Shakespeare and Ovid’s Metamorphoses
Arguably William Shakespeare’s favourite poet, Ovid’s collection of myths was a powerful source of inspiration for the Bard’s plays and poetry
Ovid’s Metamorphoses has a strong claim to being Shakespeare’s favourite book, surfacing throughout his career as a narrative source, a spring of thematic inspiration, and a treasure trove of verbal echoes – particularly in the monumental English translation by Arthur Golding, published in 1567, from which I quote in this article.

• _DATA LISTING_:
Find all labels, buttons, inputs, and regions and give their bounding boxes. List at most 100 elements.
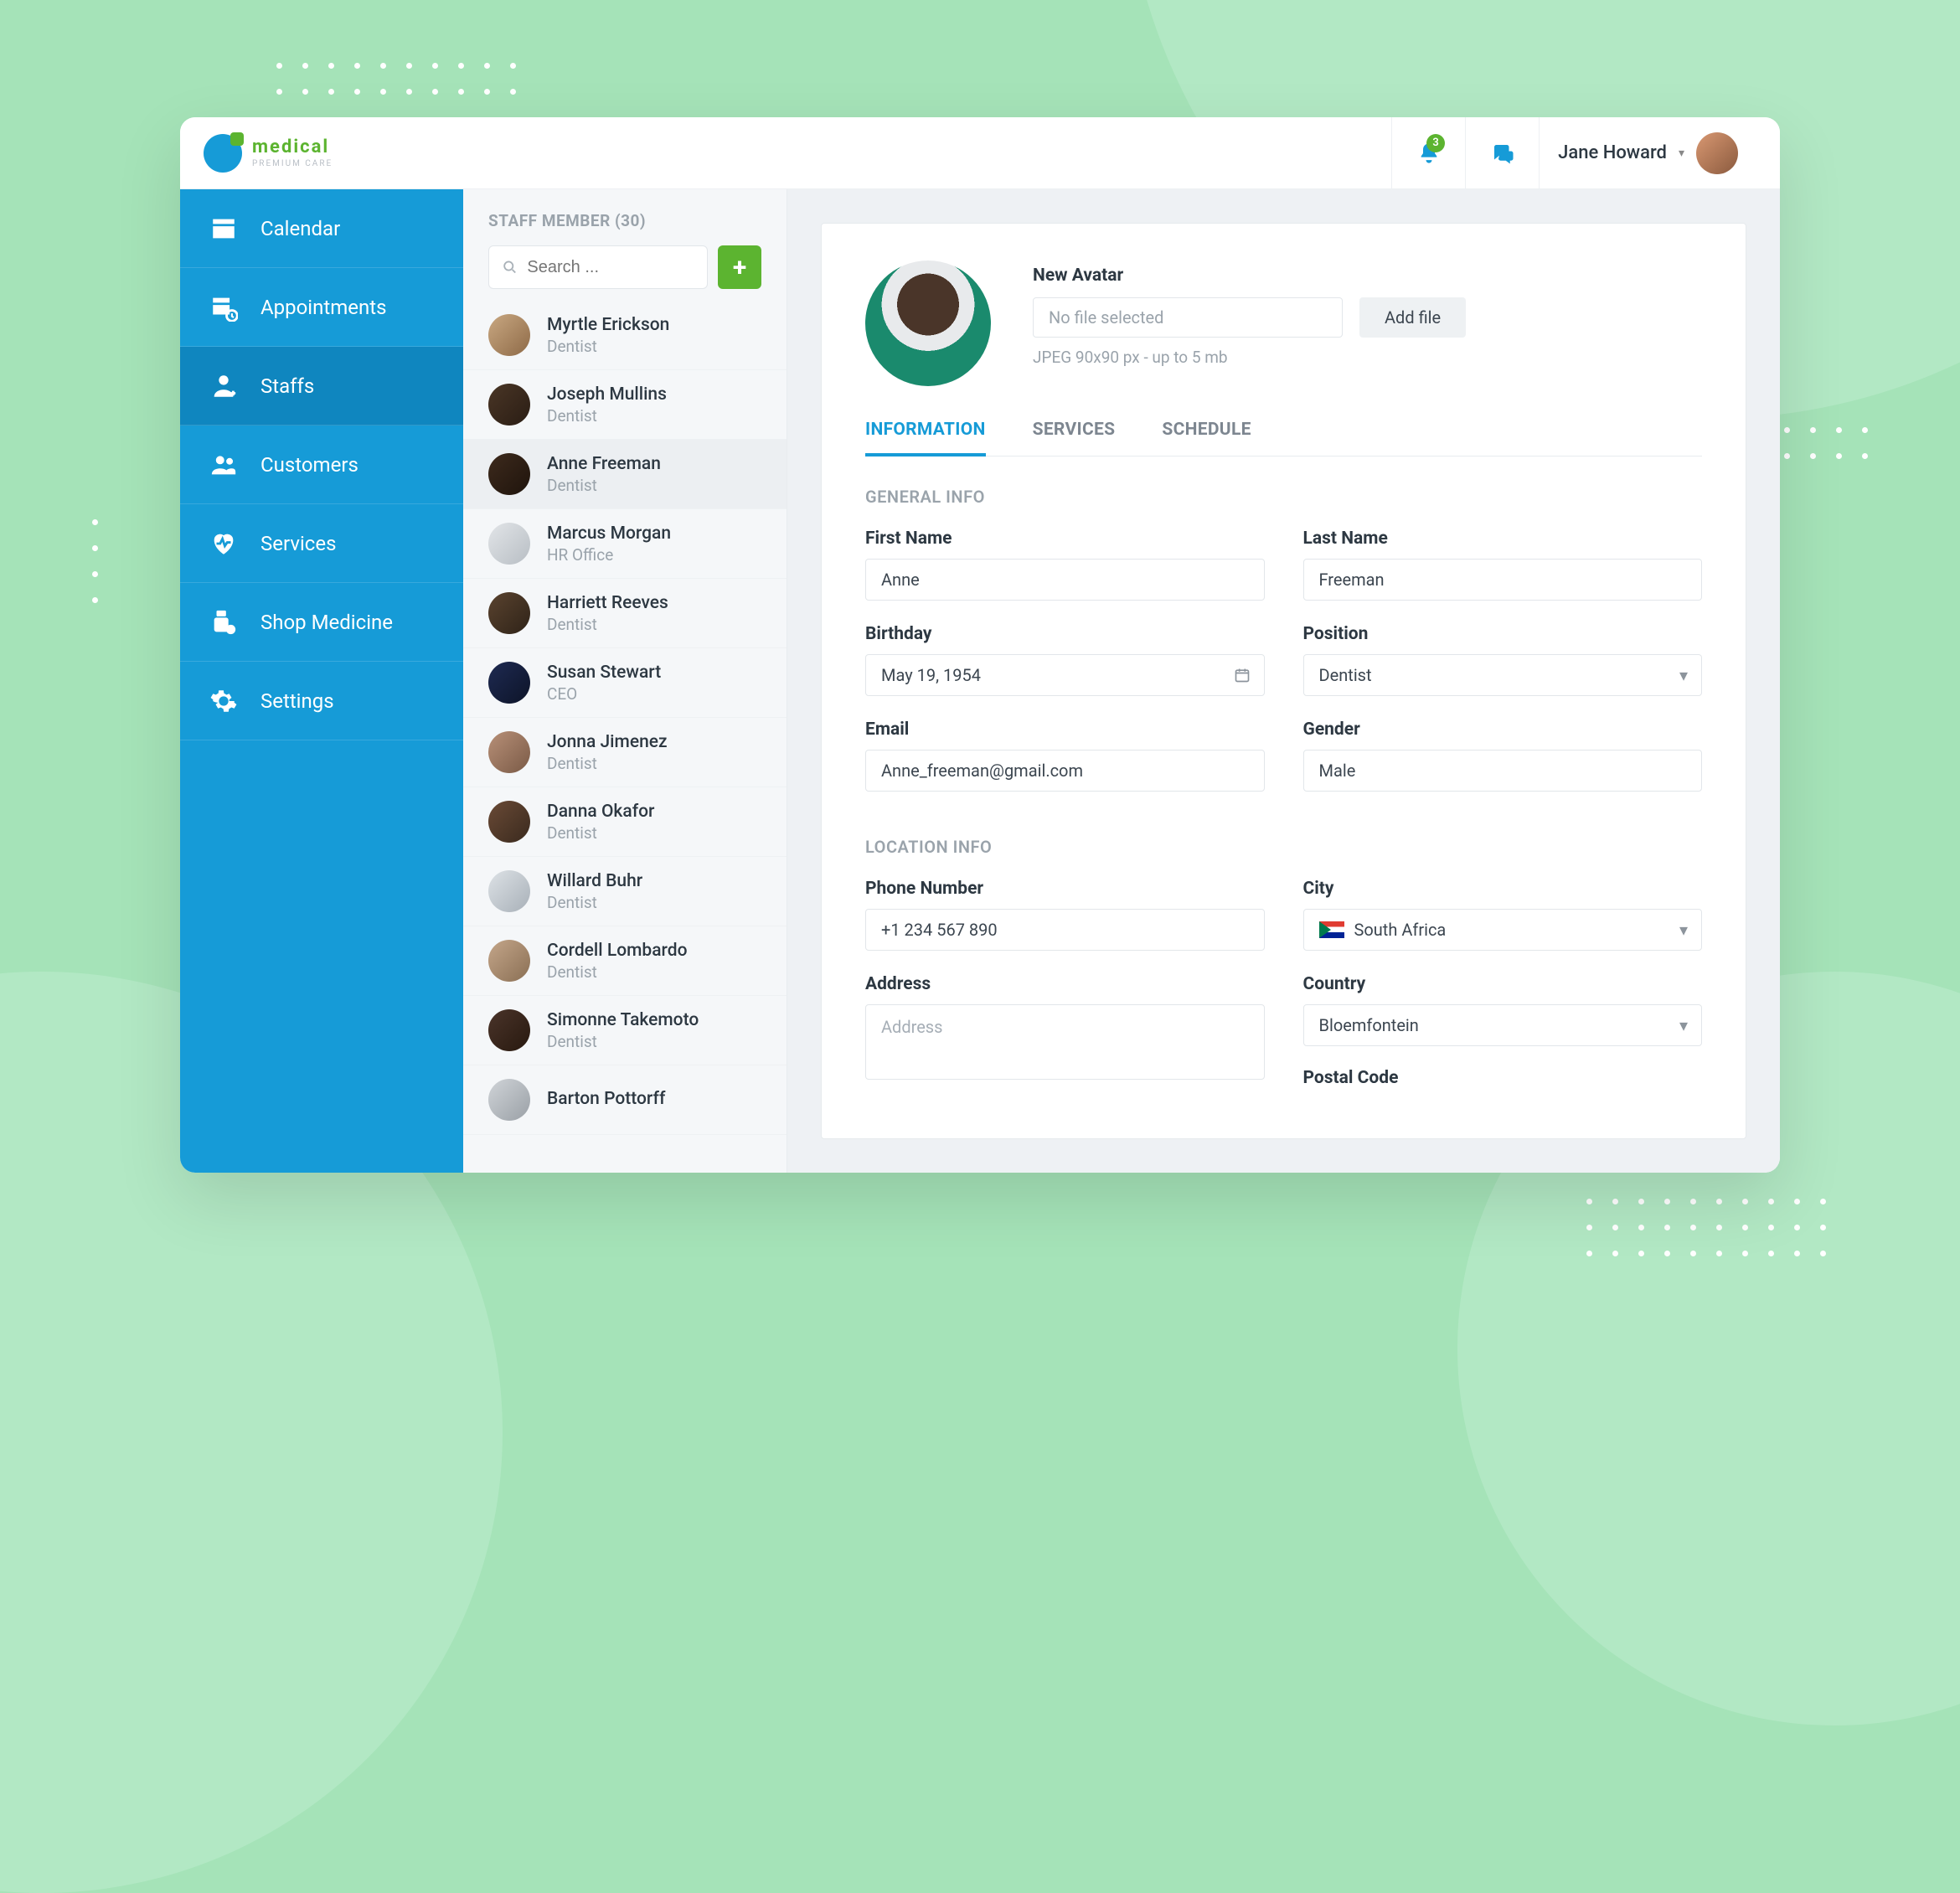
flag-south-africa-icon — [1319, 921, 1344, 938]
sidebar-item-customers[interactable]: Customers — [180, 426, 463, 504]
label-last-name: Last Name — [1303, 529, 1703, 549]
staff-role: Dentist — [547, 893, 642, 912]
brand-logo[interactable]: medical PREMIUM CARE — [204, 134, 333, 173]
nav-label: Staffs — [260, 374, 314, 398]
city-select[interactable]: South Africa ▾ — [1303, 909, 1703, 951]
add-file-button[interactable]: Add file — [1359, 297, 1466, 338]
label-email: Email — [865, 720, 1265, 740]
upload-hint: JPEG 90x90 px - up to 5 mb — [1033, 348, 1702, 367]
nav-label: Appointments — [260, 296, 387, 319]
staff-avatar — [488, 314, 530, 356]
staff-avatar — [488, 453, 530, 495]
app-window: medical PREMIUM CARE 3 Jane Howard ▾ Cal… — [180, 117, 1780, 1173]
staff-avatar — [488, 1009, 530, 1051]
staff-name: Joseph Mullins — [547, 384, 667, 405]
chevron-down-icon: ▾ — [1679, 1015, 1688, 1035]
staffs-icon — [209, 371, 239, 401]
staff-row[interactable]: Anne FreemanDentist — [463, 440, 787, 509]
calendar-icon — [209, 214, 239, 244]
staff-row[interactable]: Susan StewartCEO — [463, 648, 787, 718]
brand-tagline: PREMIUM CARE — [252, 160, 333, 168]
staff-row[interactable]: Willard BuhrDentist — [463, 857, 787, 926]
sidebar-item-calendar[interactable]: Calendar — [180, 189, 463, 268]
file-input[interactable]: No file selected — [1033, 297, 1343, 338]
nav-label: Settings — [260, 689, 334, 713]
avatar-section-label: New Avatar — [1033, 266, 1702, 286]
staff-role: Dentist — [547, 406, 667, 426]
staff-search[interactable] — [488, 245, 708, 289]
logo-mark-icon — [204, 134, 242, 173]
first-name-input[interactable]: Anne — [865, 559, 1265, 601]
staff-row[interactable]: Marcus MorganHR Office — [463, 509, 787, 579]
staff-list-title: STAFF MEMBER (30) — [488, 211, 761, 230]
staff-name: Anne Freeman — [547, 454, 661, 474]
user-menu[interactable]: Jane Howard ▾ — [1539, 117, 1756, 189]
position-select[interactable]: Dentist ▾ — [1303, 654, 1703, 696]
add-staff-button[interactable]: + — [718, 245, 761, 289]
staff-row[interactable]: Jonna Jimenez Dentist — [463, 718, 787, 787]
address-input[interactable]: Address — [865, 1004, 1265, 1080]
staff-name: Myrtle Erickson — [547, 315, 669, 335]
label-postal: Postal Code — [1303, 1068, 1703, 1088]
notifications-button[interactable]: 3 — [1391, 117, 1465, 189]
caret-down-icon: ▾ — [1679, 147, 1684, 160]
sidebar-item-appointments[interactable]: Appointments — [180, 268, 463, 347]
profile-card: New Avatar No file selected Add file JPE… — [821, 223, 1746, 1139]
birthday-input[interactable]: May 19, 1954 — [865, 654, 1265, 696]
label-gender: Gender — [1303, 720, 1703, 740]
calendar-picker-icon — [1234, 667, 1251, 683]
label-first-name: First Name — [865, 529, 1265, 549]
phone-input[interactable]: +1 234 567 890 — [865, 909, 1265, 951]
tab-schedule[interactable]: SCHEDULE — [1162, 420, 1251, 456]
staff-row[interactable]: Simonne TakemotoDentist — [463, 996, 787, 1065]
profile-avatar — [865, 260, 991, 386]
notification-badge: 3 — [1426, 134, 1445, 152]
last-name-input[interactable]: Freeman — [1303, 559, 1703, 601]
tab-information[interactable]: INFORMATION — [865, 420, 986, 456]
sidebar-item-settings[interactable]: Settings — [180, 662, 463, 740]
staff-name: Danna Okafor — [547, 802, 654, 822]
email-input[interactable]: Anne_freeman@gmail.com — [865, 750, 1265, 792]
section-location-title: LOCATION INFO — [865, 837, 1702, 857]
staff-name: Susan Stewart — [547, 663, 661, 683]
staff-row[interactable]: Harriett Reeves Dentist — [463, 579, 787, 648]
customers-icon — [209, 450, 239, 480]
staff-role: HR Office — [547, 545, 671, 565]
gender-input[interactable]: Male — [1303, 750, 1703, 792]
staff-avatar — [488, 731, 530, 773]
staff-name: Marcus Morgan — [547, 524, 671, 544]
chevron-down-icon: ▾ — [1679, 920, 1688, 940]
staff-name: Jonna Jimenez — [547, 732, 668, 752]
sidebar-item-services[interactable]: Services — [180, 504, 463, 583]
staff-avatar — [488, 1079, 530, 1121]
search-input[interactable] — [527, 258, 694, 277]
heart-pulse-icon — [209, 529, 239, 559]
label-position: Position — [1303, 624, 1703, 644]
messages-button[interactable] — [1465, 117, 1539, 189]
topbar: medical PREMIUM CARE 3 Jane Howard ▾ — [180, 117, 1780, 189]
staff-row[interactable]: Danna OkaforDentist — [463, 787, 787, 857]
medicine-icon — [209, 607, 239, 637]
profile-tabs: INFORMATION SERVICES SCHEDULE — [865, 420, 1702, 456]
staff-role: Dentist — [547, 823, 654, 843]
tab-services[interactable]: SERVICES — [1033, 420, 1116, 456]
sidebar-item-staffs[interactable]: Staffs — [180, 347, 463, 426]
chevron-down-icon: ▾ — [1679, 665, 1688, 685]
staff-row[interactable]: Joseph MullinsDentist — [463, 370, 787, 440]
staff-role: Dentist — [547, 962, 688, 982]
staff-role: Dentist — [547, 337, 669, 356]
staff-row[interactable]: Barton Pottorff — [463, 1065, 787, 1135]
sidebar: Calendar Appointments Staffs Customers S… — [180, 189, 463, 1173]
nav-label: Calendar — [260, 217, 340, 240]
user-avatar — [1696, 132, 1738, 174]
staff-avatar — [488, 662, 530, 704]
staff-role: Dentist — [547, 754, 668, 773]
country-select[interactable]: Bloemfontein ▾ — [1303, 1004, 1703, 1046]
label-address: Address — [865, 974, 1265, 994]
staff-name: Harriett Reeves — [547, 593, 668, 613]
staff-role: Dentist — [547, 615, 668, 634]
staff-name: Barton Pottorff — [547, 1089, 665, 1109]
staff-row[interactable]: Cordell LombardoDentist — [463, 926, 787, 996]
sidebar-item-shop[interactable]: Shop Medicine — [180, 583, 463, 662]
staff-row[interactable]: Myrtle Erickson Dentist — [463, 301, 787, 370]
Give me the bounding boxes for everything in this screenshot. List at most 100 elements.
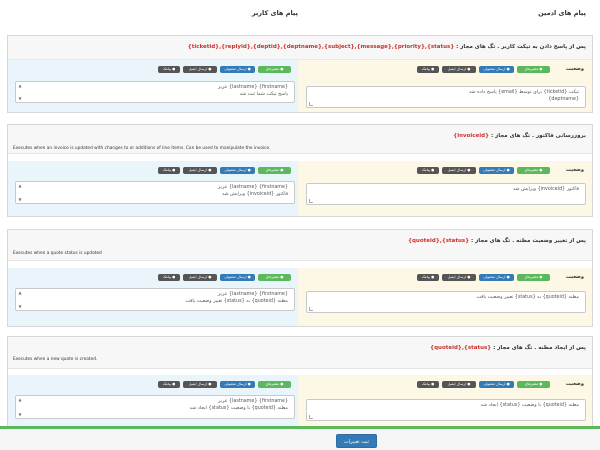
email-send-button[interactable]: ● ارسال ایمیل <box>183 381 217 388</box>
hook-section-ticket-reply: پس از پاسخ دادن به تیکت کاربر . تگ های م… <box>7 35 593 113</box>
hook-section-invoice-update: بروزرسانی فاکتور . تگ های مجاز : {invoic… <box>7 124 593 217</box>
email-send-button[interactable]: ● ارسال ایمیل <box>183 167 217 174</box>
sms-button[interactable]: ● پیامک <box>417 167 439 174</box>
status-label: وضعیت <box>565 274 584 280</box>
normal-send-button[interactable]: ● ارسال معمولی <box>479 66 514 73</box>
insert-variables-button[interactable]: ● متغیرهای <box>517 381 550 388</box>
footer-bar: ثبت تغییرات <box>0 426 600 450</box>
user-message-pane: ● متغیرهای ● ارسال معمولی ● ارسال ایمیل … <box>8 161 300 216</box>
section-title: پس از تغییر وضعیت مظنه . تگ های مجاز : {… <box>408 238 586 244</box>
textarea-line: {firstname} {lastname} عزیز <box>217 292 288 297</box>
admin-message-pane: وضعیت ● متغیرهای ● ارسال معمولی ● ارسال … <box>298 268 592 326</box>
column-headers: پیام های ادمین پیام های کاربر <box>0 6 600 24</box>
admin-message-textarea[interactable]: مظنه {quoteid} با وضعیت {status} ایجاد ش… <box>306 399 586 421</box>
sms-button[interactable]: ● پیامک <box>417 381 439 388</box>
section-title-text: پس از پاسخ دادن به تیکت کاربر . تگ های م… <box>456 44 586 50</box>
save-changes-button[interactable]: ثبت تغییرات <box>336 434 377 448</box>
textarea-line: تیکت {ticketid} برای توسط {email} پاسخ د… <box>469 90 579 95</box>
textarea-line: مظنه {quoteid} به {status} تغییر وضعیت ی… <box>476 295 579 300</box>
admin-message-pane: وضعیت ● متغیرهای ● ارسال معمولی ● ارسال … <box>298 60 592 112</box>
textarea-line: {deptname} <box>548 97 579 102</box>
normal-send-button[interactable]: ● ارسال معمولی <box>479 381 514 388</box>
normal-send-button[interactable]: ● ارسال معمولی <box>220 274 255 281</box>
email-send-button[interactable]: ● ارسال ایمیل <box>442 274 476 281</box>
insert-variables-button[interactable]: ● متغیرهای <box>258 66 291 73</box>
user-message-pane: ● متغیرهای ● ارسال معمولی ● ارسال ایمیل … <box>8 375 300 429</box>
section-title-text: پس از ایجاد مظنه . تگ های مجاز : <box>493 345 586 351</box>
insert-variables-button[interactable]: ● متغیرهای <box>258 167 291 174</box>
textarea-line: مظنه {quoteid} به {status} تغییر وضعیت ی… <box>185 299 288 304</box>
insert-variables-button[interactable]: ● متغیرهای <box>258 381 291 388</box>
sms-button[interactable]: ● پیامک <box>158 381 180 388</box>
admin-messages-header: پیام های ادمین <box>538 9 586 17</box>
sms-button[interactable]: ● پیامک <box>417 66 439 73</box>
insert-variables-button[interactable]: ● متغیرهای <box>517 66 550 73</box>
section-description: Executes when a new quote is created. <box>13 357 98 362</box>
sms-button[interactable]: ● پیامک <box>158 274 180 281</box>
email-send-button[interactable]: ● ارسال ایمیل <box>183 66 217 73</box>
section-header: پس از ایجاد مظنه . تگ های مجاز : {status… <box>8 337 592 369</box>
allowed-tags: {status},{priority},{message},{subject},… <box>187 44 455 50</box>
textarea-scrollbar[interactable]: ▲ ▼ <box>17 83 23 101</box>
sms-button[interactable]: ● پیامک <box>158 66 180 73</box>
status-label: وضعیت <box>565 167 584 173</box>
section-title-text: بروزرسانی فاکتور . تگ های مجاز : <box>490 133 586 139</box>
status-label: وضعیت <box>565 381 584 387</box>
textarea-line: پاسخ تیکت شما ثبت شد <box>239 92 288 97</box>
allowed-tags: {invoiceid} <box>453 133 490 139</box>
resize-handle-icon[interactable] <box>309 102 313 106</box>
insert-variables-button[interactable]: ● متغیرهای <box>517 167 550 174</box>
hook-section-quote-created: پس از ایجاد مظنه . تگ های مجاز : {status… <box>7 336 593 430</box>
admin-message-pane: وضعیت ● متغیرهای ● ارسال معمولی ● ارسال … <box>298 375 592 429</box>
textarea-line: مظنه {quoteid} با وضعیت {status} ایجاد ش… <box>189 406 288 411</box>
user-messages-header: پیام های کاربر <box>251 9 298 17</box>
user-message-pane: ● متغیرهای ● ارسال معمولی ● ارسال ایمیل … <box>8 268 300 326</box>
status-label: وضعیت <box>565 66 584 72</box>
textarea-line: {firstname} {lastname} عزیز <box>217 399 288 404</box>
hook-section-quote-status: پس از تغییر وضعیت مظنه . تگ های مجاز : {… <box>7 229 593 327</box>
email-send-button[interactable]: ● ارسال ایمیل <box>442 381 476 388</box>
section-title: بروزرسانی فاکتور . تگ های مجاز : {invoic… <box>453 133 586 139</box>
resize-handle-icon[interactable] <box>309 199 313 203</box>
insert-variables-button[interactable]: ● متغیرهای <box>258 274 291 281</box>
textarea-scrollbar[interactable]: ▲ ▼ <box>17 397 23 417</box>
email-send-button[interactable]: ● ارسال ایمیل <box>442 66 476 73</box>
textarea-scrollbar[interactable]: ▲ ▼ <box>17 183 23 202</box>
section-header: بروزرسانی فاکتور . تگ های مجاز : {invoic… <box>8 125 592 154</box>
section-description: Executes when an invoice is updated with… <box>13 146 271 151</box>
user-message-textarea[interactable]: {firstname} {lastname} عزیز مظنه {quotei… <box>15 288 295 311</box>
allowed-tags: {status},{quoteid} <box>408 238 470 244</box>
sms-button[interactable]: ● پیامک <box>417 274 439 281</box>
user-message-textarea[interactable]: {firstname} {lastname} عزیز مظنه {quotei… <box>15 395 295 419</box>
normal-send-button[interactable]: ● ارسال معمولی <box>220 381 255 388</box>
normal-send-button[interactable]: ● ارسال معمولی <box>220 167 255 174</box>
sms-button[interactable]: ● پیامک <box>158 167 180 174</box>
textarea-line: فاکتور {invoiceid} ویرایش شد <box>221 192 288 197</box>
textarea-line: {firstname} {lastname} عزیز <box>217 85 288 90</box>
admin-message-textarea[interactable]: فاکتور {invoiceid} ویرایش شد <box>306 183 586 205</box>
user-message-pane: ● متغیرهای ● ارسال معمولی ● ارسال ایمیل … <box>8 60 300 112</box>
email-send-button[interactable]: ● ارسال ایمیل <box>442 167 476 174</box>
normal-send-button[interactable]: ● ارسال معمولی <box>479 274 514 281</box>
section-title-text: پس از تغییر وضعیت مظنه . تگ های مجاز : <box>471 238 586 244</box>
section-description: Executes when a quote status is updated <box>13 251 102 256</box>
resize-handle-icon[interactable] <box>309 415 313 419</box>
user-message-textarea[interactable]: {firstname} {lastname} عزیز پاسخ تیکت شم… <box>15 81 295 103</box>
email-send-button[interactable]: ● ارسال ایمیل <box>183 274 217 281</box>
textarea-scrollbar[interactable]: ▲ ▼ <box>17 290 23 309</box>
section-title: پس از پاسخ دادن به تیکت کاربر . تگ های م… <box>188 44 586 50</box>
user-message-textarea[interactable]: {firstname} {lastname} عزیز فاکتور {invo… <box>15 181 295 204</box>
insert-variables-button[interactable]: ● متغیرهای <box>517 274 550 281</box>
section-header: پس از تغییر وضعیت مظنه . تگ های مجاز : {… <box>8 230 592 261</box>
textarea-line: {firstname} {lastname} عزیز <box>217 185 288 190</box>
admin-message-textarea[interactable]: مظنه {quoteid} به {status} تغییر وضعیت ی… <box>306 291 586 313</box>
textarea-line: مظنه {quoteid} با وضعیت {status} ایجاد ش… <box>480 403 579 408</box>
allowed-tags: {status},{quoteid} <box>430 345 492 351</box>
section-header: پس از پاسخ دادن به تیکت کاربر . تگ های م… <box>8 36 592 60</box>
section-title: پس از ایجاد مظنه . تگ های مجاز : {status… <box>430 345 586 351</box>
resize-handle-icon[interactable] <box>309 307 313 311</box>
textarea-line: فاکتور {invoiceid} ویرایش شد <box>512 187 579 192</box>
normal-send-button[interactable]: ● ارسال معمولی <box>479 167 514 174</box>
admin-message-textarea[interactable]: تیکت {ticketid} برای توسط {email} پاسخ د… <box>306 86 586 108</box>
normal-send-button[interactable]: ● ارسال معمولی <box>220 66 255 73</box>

• _WHAT YOU NEED TO DO_:
a - Answer these questions using the Shakespeare and Ovid excerpt:
(i) According to the subtitle, Ovid's collection of myths inspired what?
(ii) Who made the English translation of the Metamorphoses that the excerpt mentions?
(iii) When was that translation published?
b - From the Shakespeare and Ovid excerpt, reproduce the passage starting with "Shakespeare and Ovid’s" and going on through "in this article.".
c - Carry the Shakespeare and Ovid excerpt forward from its final sentence.
The items were taken from a different source than the Shakespeare and Ovid excerpt.

• _RESULTS IN ORDER_:
a -
(i) The Bard's plays and poetry
(ii) Arthur Golding
(iii) 1567

b -
Shakespeare and Ovid’s Metamorphoses
Arguably William Shakespeare’s favourite poet, Ovid’s collection of myths was a powerful source of inspiration for the Bard’s plays and poetry
Ovid’s Metamorphoses has a strong claim to being Shakespeare’s favourite book, surfacing throughout his career as a narrative source, a spring of thematic inspiration, and a treasure trove of verbal echoes – particularly in the monumental English translation by Arthur Golding, published in 1567, from which I quote in this article.

c -
Publius Ovidius Nasso lived during the turbulent first century BCE, and his Metamorphoses (c.8 CE) offered a swirling history of the world from its creation to the assassination of Julius Caesar – which had taken place the year before Ovid’s birth. ‘History’ suggests something analytical and scholastic, but Metamorphoses was anything but. In fifteen books, Ovid provided a compendium of mythological stories that furnished western Europe with a more or less complete account of the doings of the immortal gods and their mortal co-stars. His main purpose was to show the constantly evolving state of the world, encapsulated in acts of dramatic transformation performed by the gods in moments of overwhelming lust, envy or rage. Central to his vision was the notion – reassuring or disturbing by turns – that a person’s soul remained unchanged through the process of metamorphosis: when Actaeon is turned into a stag by an outraged Diana, whom he had glimpsed bathing, his human mind persists to experience the full horror of death at the jaws of his own hunting dogs who ‘[w]ith greedy teeth and griping paws their lord in pieces drag’ (Book 3).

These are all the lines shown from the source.